TASK DETAILS: Review the material line by line. Identify and copy every line that contains the string "values".

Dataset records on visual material
____

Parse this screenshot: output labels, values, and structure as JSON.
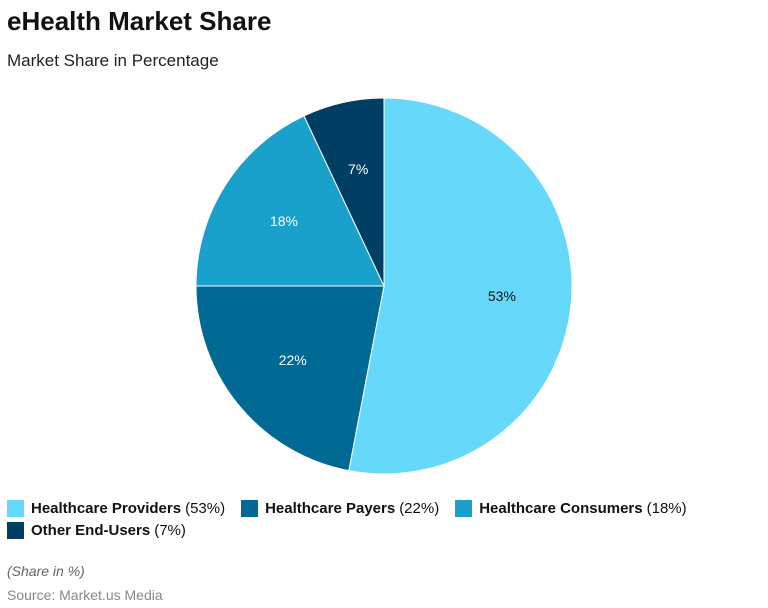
{
  "chart_data": {
    "type": "pie",
    "title": "eHealth Market Share",
    "subtitle": "Market Share in Percentage",
    "categories": [
      "Healthcare Providers",
      "Healthcare Payers",
      "Healthcare Consumers",
      "Other End-Users"
    ],
    "values": [
      53,
      22,
      18,
      7
    ],
    "value_labels": [
      "53%",
      "22%",
      "18%",
      "7%"
    ],
    "legend_value_labels": [
      "(53%)",
      "(22%)",
      "(18%)",
      "(7%)"
    ],
    "colors": [
      "#66d9fb",
      "#006994",
      "#19a1cc",
      "#003f63"
    ],
    "footnote": "(Share in %)",
    "source": "Source: Market.us Media"
  }
}
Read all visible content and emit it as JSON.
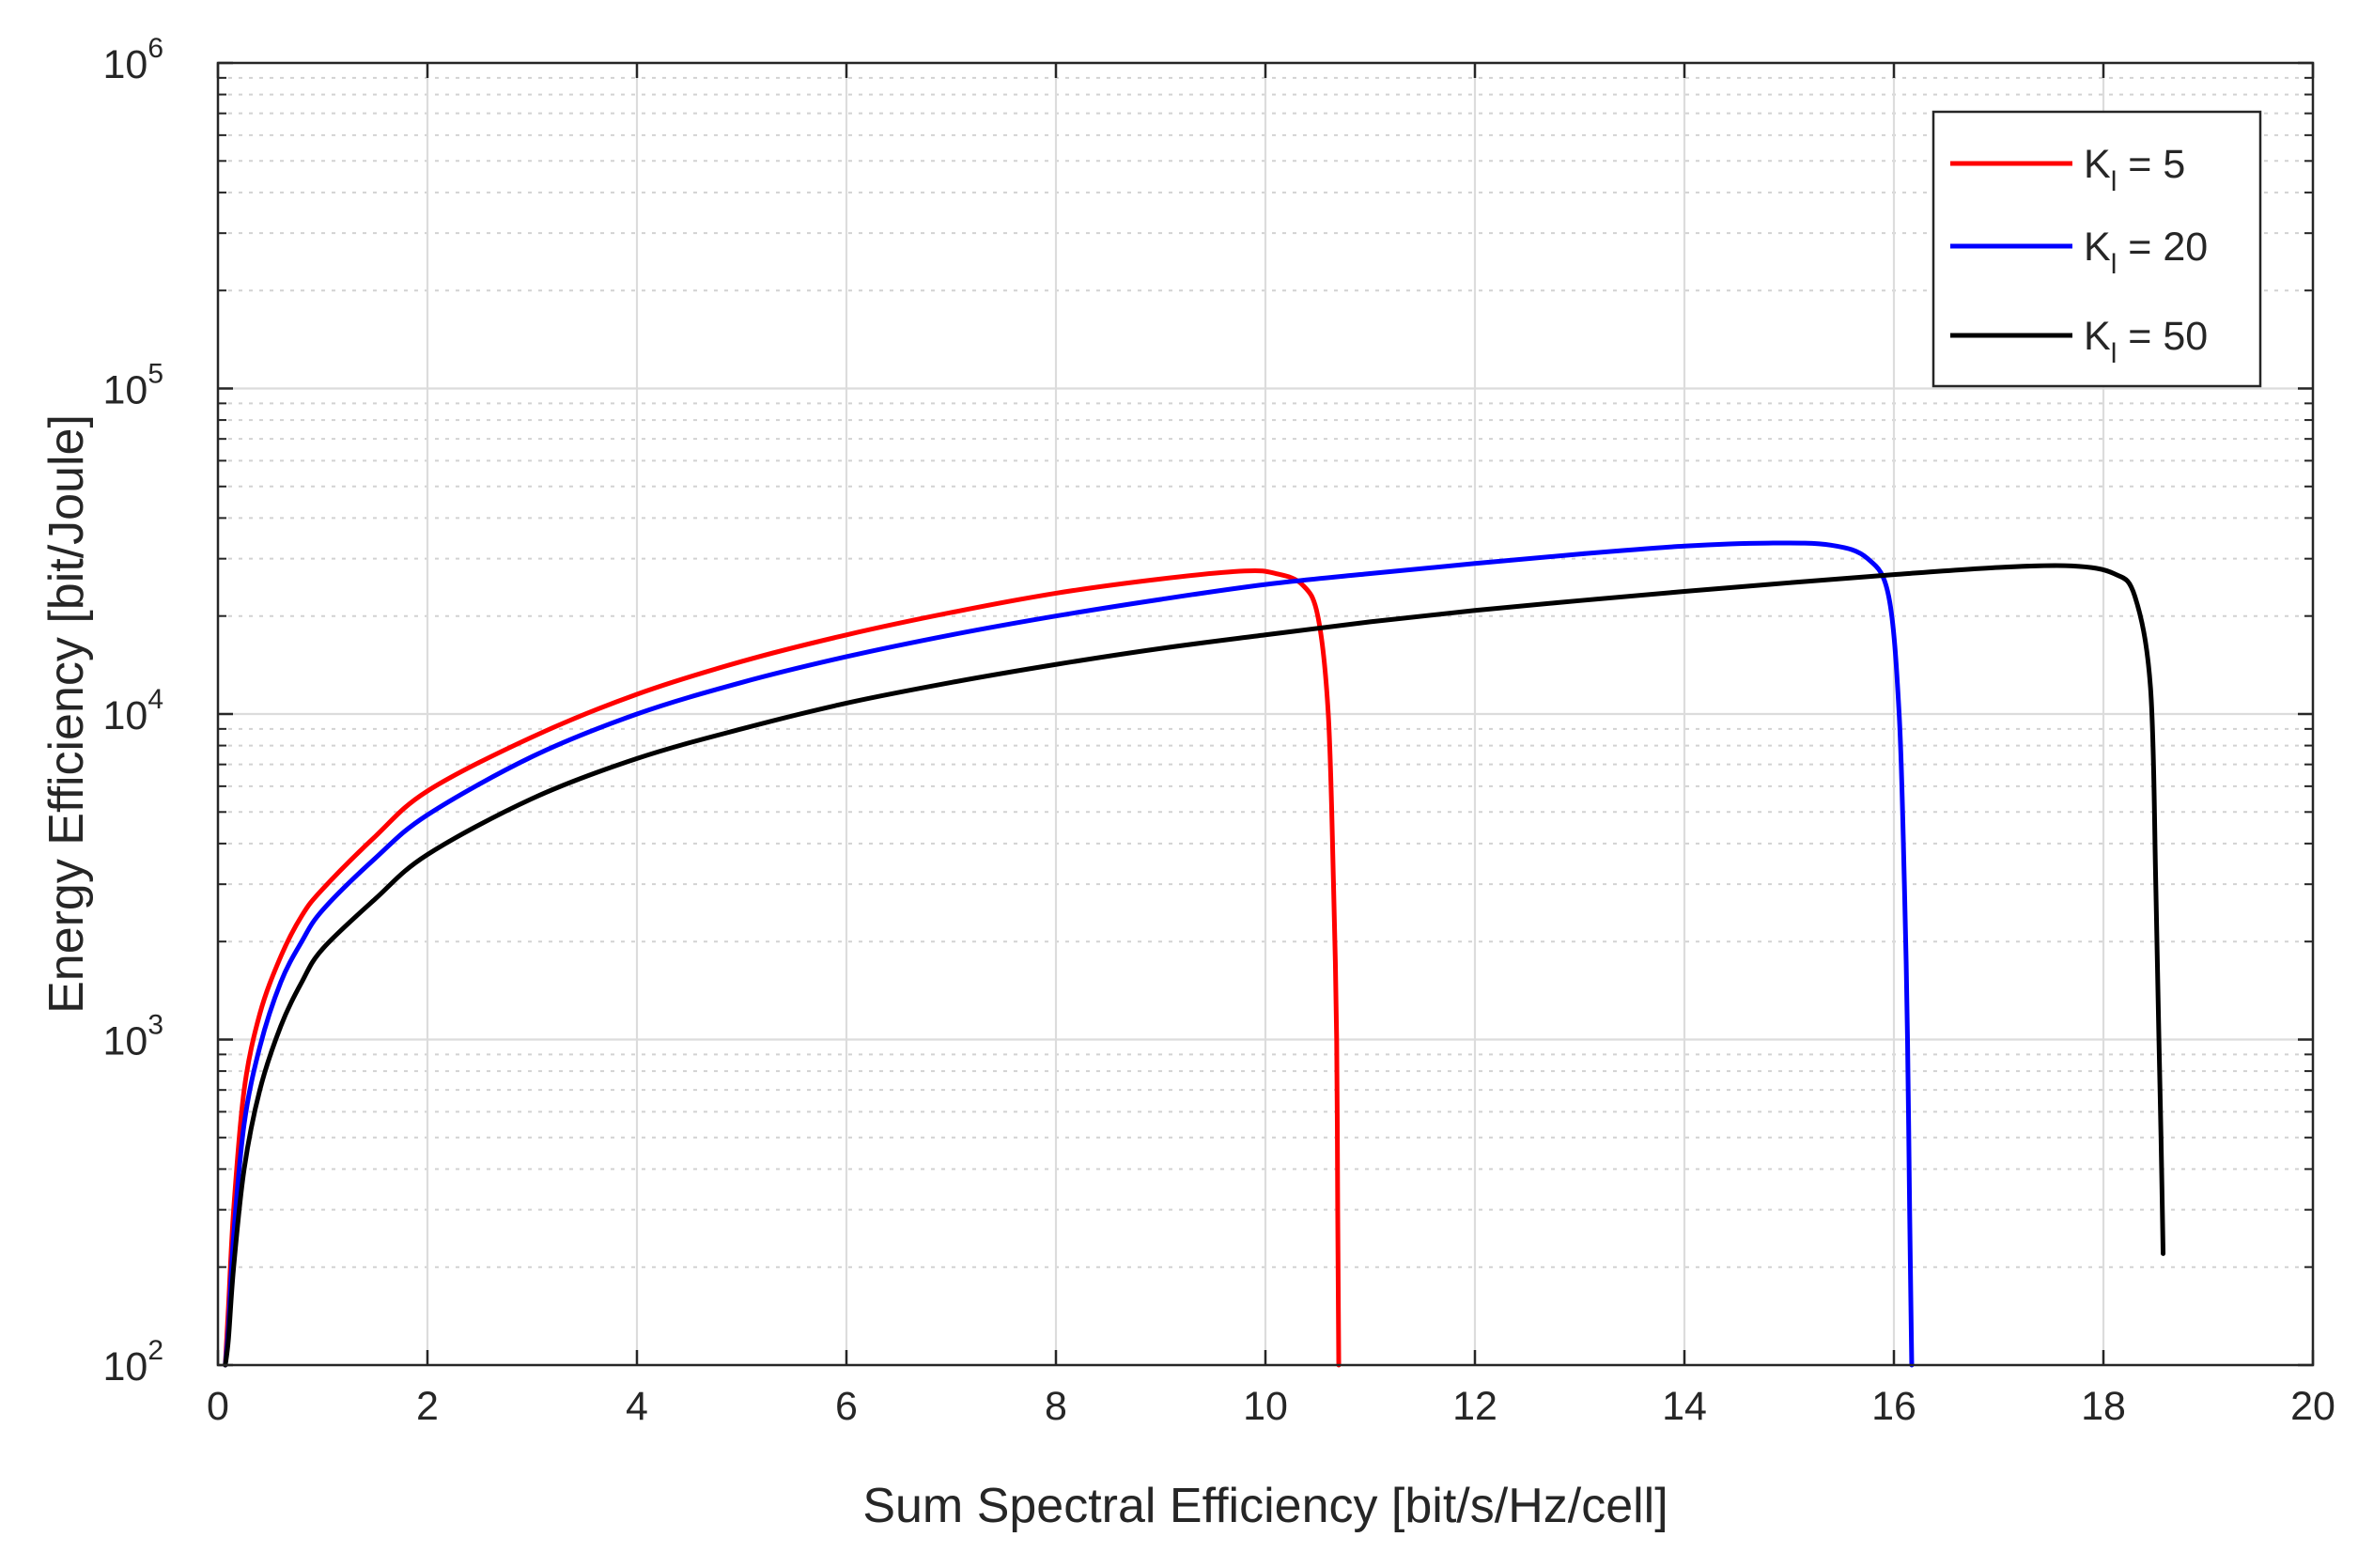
{
  "chart_data": {
    "type": "line",
    "title": "",
    "xlabel": "Sum Spectral Efficiency [bit/s/Hz/cell]",
    "ylabel": "Energy Efficiency [bit/Joule]",
    "xlim": [
      0,
      20
    ],
    "ylim": [
      100,
      1000000
    ],
    "yscale": "log",
    "grid": true,
    "legend_position": "top-right",
    "x_ticks": [
      "0",
      "2",
      "4",
      "6",
      "8",
      "10",
      "12",
      "14",
      "16",
      "18",
      "20"
    ],
    "y_ticks": [
      {
        "base": "10",
        "exp": "2"
      },
      {
        "base": "10",
        "exp": "3"
      },
      {
        "base": "10",
        "exp": "4"
      },
      {
        "base": "10",
        "exp": "5"
      },
      {
        "base": "10",
        "exp": "6"
      }
    ],
    "series": [
      {
        "name": "K_l = 5",
        "legend": {
          "prefix": "K",
          "sub": "l",
          "suffix": " = 5"
        },
        "color": "#ff0000",
        "points": [
          [
            0.07,
            100
          ],
          [
            0.1,
            150
          ],
          [
            0.15,
            300
          ],
          [
            0.25,
            700
          ],
          [
            0.4,
            1200
          ],
          [
            0.6,
            1800
          ],
          [
            0.8,
            2400
          ],
          [
            1,
            2900
          ],
          [
            1.5,
            4200
          ],
          [
            2,
            5800
          ],
          [
            3,
            8500
          ],
          [
            4,
            11500
          ],
          [
            5,
            14500
          ],
          [
            6,
            17500
          ],
          [
            7,
            20500
          ],
          [
            8,
            23500
          ],
          [
            9,
            26000
          ],
          [
            9.8,
            27500
          ],
          [
            10.1,
            27000
          ],
          [
            10.35,
            25000
          ],
          [
            10.5,
            20000
          ],
          [
            10.6,
            10000
          ],
          [
            10.65,
            3000
          ],
          [
            10.68,
            1000
          ],
          [
            10.69,
            300
          ],
          [
            10.7,
            100
          ]
        ]
      },
      {
        "name": "K_l = 20",
        "legend": {
          "prefix": "K",
          "sub": "l",
          "suffix": " = 20"
        },
        "color": "#0000ff",
        "points": [
          [
            0.07,
            100
          ],
          [
            0.1,
            130
          ],
          [
            0.15,
            250
          ],
          [
            0.25,
            550
          ],
          [
            0.4,
            950
          ],
          [
            0.6,
            1500
          ],
          [
            0.8,
            2000
          ],
          [
            1,
            2500
          ],
          [
            1.5,
            3600
          ],
          [
            2,
            4900
          ],
          [
            3,
            7400
          ],
          [
            4,
            10000
          ],
          [
            5,
            12500
          ],
          [
            6,
            15000
          ],
          [
            7,
            17500
          ],
          [
            8,
            20000
          ],
          [
            9,
            22500
          ],
          [
            10,
            25000
          ],
          [
            11,
            27000
          ],
          [
            12,
            29000
          ],
          [
            13,
            31000
          ],
          [
            14,
            32800
          ],
          [
            14.8,
            33500
          ],
          [
            15.4,
            33000
          ],
          [
            15.75,
            30000
          ],
          [
            15.95,
            23000
          ],
          [
            16.05,
            10000
          ],
          [
            16.1,
            3000
          ],
          [
            16.13,
            1000
          ],
          [
            16.15,
            300
          ],
          [
            16.17,
            100
          ]
        ]
      },
      {
        "name": "K_l = 50",
        "legend": {
          "prefix": "K",
          "sub": "l",
          "suffix": " = 50"
        },
        "color": "#000000",
        "points": [
          [
            0.07,
            100
          ],
          [
            0.1,
            120
          ],
          [
            0.15,
            200
          ],
          [
            0.25,
            400
          ],
          [
            0.4,
            700
          ],
          [
            0.6,
            1100
          ],
          [
            0.8,
            1500
          ],
          [
            1,
            1900
          ],
          [
            1.5,
            2700
          ],
          [
            2,
            3700
          ],
          [
            3,
            5500
          ],
          [
            4,
            7300
          ],
          [
            5,
            9000
          ],
          [
            6,
            10800
          ],
          [
            7,
            12500
          ],
          [
            8,
            14200
          ],
          [
            9,
            15900
          ],
          [
            10,
            17500
          ],
          [
            11,
            19200
          ],
          [
            12,
            20800
          ],
          [
            13,
            22300
          ],
          [
            14,
            23800
          ],
          [
            15,
            25300
          ],
          [
            16,
            26800
          ],
          [
            17,
            28200
          ],
          [
            17.7,
            28500
          ],
          [
            18.1,
            27000
          ],
          [
            18.3,
            23000
          ],
          [
            18.45,
            12000
          ],
          [
            18.5,
            3000
          ],
          [
            18.53,
            1000
          ],
          [
            18.55,
            500
          ],
          [
            18.57,
            220
          ]
        ]
      }
    ]
  }
}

____

EXERCISE ANSWER:
Parse this screenshot: output labels, values, and structure as JSON.
    "values": [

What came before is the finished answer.